Stored data
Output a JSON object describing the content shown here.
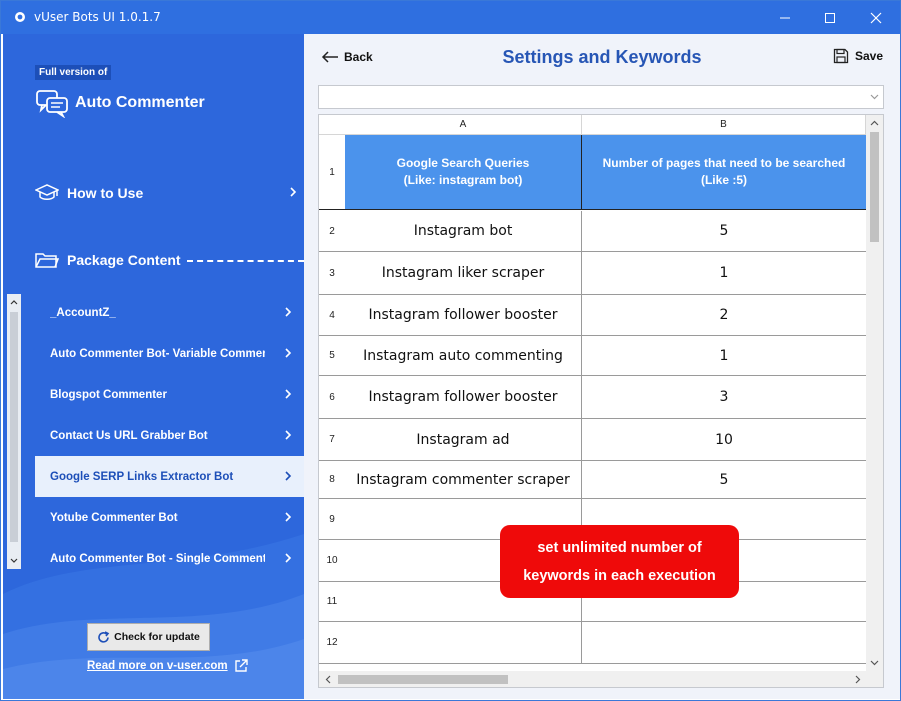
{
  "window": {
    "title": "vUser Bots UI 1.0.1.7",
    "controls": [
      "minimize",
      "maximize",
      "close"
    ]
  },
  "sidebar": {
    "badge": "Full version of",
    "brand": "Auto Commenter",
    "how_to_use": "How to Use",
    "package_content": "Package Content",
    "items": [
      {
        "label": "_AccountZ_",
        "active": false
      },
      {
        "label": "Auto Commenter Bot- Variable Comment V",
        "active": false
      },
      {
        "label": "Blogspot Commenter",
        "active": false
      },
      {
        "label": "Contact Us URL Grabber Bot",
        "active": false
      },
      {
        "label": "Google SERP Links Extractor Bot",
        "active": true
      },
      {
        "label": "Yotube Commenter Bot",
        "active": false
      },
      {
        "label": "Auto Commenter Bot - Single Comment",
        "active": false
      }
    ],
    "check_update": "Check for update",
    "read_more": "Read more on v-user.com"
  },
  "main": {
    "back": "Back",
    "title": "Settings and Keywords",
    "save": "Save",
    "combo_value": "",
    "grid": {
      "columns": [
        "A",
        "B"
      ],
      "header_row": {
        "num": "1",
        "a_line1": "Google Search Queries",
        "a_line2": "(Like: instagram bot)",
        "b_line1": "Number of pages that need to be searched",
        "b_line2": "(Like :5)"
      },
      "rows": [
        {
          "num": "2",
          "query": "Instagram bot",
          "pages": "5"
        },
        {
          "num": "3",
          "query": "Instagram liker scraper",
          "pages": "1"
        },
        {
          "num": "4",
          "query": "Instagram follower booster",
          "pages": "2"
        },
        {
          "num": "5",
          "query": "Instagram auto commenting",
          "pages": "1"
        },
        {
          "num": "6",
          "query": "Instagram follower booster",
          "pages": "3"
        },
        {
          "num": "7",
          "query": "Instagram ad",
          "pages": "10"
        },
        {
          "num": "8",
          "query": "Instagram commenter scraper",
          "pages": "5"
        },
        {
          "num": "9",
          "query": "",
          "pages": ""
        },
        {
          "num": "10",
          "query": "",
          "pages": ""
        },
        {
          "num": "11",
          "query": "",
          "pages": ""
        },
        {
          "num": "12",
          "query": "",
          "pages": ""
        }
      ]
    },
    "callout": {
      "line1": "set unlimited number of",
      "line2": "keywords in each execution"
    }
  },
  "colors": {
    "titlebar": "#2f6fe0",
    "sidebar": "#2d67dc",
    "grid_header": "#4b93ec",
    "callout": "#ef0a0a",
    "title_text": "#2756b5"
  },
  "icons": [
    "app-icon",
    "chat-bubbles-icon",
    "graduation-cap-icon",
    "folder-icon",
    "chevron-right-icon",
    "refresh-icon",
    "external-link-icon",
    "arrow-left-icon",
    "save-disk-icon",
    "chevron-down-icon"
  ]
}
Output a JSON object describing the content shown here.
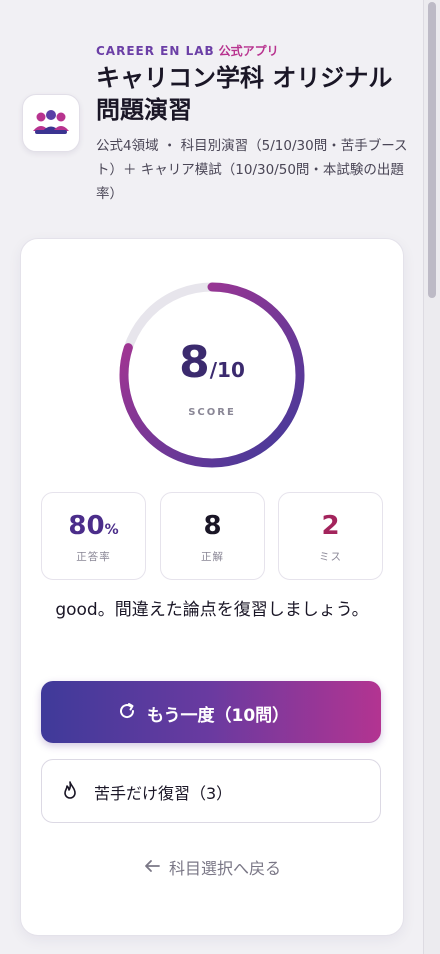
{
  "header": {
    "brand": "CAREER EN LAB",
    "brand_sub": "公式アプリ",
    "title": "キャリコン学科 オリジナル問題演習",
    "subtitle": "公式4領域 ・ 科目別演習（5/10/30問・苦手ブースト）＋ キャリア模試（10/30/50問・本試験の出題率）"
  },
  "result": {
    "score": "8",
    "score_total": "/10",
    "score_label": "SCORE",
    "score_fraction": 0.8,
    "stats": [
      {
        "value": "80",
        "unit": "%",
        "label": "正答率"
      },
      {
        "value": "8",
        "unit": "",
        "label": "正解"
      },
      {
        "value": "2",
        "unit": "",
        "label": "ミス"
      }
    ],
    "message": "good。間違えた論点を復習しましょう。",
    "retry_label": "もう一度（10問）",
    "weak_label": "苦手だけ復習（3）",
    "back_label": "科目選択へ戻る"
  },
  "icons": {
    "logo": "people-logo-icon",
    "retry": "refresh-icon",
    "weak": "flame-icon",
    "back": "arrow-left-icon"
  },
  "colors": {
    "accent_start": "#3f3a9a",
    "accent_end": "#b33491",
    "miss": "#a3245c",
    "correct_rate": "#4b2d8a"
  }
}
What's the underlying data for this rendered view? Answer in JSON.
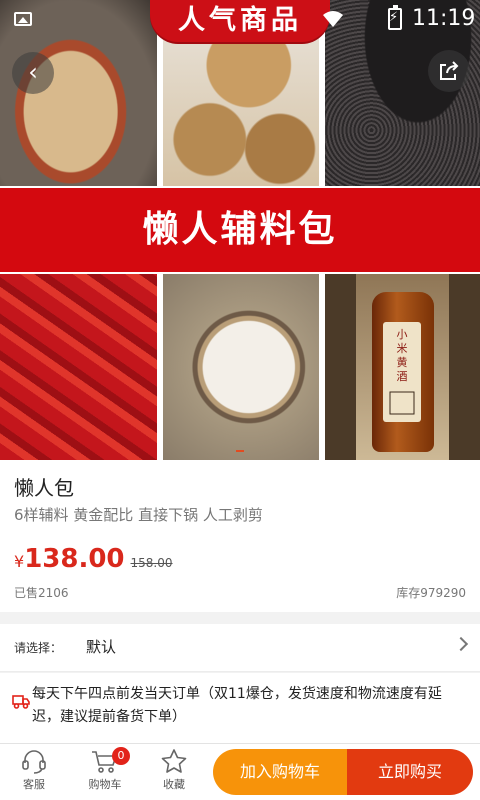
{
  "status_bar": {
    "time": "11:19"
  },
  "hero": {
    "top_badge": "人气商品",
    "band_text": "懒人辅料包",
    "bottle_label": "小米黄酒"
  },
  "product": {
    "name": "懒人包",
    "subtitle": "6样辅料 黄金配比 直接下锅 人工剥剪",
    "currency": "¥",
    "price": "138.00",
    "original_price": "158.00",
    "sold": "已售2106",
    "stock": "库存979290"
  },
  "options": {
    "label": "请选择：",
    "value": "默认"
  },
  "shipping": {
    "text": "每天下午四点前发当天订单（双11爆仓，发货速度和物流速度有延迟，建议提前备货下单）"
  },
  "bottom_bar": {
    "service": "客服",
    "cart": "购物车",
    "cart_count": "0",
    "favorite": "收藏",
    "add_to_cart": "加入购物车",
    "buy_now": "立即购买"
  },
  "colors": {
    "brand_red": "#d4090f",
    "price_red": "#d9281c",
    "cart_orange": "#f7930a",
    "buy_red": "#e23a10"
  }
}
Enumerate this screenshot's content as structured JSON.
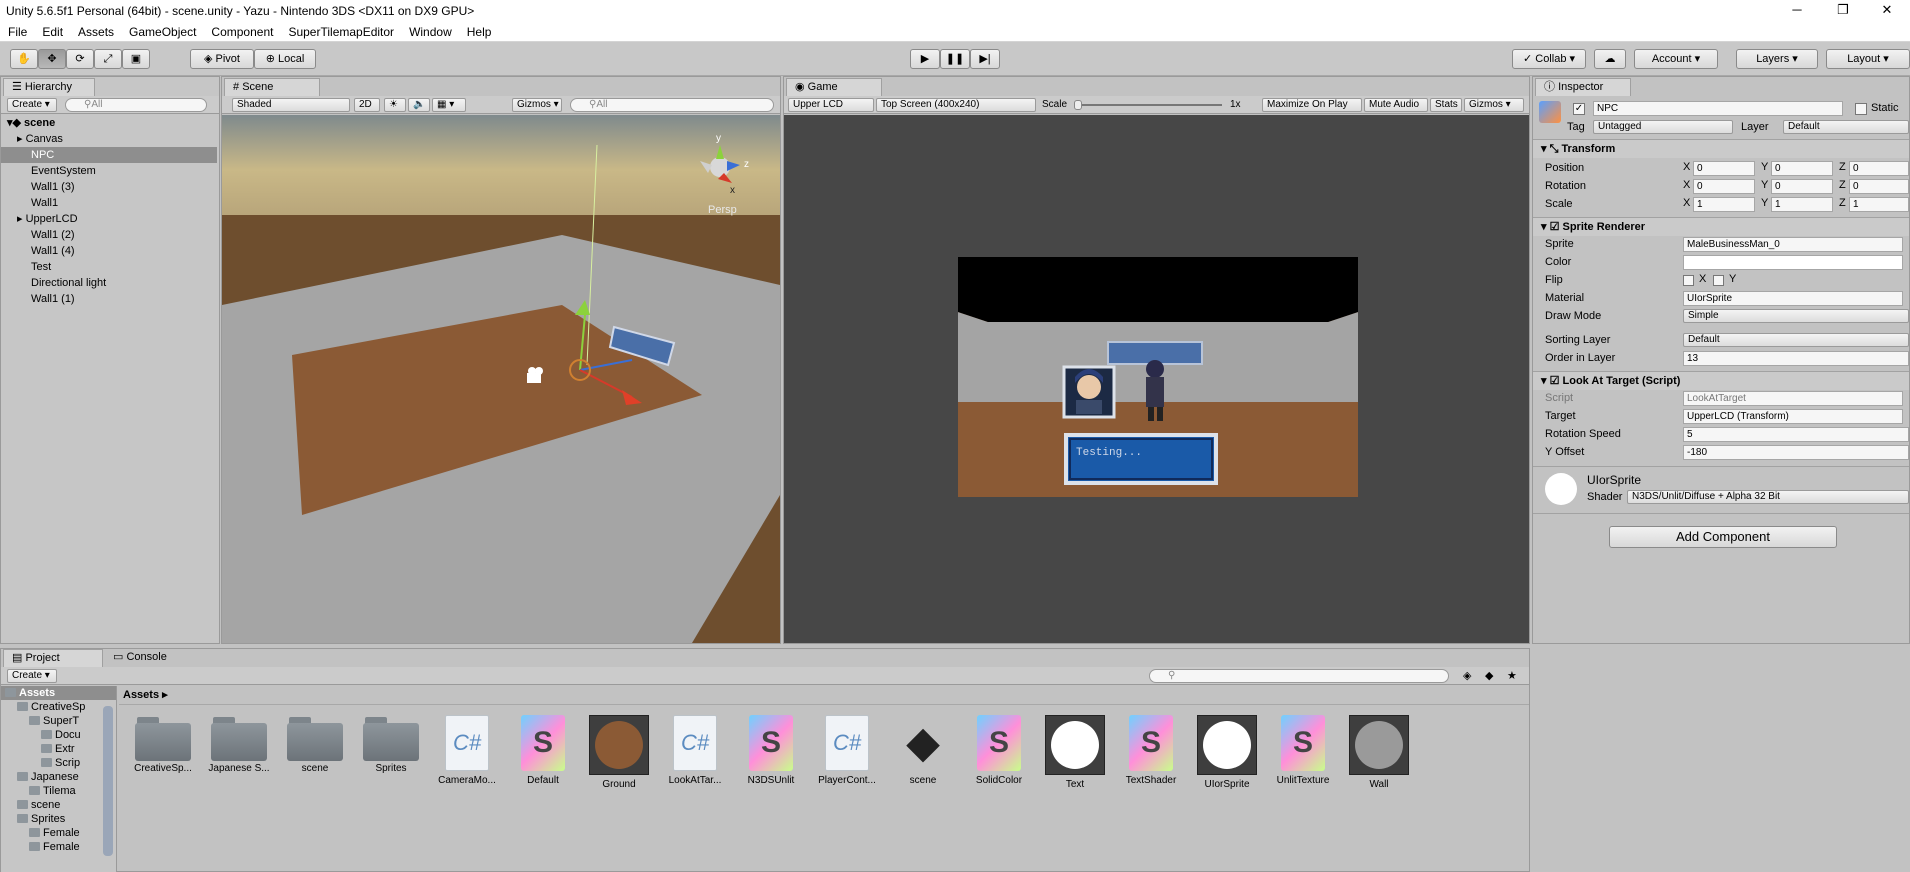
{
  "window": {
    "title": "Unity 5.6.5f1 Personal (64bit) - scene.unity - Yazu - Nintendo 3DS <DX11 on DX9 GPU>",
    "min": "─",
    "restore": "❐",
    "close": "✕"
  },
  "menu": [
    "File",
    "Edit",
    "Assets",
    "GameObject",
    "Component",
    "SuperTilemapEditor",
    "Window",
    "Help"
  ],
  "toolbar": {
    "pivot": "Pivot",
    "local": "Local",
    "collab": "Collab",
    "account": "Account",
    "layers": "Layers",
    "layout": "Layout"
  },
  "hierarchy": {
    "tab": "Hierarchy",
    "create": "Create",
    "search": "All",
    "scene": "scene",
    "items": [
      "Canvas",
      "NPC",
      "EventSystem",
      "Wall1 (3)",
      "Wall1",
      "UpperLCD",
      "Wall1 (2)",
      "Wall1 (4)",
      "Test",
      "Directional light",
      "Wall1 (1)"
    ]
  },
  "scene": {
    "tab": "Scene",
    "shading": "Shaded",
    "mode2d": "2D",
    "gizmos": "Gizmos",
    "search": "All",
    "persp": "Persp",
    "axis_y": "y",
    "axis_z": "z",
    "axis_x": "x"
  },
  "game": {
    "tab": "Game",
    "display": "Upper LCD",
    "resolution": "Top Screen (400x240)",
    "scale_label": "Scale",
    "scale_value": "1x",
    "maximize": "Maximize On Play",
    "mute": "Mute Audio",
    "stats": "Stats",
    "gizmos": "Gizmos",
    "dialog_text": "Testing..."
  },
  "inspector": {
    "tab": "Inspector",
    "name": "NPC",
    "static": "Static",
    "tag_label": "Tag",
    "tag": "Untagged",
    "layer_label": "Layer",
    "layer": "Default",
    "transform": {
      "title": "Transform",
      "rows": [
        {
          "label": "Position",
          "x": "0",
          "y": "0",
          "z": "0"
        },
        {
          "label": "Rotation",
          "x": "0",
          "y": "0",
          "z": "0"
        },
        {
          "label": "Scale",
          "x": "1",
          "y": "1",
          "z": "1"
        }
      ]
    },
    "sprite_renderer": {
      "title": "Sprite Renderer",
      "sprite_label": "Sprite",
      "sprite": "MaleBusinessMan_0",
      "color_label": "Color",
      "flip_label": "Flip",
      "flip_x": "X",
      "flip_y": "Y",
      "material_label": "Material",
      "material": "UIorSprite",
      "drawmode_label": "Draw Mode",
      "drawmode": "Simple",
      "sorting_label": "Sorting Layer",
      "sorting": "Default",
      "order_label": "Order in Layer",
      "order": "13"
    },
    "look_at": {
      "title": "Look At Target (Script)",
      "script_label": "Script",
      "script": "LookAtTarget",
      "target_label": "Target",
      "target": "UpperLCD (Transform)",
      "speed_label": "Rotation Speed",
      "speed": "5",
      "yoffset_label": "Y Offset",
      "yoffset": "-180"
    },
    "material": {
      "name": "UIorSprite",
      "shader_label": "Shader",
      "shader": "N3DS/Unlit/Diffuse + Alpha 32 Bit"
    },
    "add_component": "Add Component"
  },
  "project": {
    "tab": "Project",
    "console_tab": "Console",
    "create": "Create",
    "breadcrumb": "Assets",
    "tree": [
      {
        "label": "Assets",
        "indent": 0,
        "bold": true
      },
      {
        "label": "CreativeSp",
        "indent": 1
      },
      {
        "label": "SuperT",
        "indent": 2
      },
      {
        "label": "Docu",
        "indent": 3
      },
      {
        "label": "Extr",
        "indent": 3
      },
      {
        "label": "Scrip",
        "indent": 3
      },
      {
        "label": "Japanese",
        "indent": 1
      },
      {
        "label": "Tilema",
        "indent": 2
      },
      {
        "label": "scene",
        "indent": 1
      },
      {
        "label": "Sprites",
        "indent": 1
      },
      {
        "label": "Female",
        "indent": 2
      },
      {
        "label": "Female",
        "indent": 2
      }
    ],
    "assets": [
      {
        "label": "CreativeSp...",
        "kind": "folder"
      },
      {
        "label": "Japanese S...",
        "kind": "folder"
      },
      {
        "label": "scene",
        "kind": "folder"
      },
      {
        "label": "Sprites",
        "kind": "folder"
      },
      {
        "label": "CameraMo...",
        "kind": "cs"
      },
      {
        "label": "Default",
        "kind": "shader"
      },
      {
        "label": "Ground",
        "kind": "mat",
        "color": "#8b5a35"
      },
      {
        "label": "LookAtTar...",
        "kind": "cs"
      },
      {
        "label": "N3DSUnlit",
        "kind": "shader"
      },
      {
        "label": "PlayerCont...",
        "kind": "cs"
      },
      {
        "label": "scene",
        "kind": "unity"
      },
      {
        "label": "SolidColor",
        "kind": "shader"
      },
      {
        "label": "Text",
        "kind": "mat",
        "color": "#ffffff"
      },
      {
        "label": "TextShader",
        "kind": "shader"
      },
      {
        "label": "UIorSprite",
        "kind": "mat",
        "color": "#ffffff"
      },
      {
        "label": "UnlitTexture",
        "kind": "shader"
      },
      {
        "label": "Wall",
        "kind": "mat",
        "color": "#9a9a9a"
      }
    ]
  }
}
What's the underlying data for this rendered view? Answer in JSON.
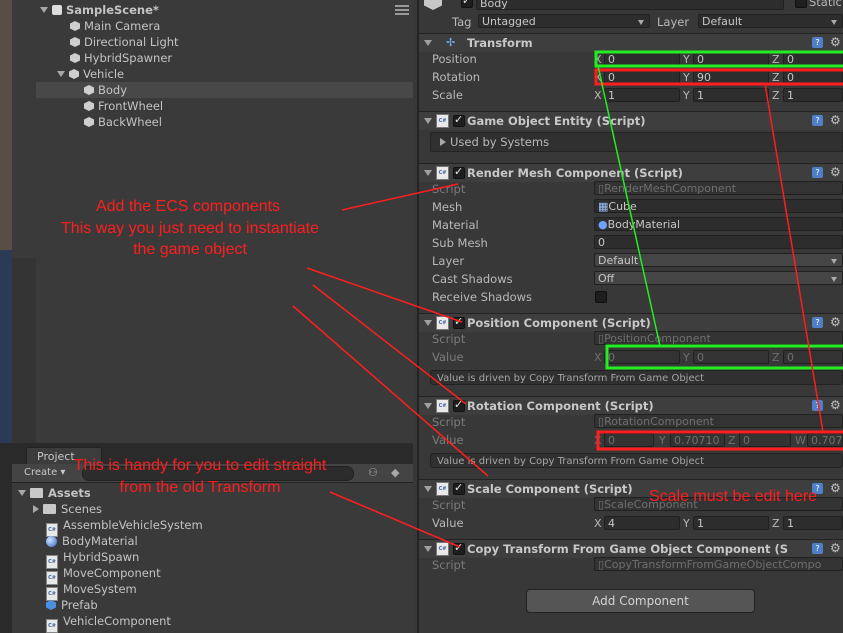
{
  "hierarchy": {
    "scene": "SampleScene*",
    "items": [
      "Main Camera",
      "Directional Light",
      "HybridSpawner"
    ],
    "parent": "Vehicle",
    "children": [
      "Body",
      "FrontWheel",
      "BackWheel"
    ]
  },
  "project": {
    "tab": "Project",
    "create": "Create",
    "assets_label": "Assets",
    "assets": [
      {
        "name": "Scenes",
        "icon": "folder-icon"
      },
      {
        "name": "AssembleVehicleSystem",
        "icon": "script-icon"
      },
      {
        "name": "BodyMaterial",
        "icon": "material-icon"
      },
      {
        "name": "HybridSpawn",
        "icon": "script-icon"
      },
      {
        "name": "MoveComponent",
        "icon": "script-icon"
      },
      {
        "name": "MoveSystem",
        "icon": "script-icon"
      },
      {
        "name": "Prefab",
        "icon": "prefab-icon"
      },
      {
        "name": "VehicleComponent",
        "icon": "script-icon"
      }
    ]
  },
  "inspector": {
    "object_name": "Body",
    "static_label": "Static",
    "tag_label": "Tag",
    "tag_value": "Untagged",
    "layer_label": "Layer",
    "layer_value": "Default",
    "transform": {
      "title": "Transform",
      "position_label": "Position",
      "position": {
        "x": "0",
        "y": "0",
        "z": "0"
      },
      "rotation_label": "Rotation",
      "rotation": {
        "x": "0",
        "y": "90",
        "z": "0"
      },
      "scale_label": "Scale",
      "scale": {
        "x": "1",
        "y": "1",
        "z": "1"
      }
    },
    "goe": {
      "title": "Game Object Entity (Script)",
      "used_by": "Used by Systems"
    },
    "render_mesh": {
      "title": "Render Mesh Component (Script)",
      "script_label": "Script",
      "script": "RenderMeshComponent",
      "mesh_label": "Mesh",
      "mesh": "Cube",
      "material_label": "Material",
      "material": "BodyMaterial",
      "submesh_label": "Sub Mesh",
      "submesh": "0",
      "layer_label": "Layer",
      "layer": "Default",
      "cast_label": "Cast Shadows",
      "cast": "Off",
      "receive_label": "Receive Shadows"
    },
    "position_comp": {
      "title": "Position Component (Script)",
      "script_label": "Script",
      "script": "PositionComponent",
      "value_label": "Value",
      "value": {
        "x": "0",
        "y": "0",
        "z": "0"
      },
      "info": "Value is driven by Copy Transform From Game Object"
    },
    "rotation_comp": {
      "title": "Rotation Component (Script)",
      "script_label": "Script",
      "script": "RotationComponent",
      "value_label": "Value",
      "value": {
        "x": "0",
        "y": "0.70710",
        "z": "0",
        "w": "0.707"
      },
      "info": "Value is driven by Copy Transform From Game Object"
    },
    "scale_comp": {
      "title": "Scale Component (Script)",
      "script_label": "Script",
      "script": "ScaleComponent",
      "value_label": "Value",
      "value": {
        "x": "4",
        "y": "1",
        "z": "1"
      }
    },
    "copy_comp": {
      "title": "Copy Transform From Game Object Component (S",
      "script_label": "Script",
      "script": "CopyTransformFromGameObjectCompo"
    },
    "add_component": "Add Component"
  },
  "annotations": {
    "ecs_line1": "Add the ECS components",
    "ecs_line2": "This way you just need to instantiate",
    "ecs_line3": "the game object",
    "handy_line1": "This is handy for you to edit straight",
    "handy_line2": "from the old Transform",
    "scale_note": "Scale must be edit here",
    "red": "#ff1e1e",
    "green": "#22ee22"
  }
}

__Given problem__.
Gather each line of the listing that holds the string "subtitle".

__Solution__.
    "subtitle": "公式4領域 ・ 科目別演習（5/10/30問・苦手ブースト）＋ キャリア模試（10/30/50問・本試験の出題率）"
    "subtitle": "6样辅料 黄金配比 直接下锅 人工剥剪",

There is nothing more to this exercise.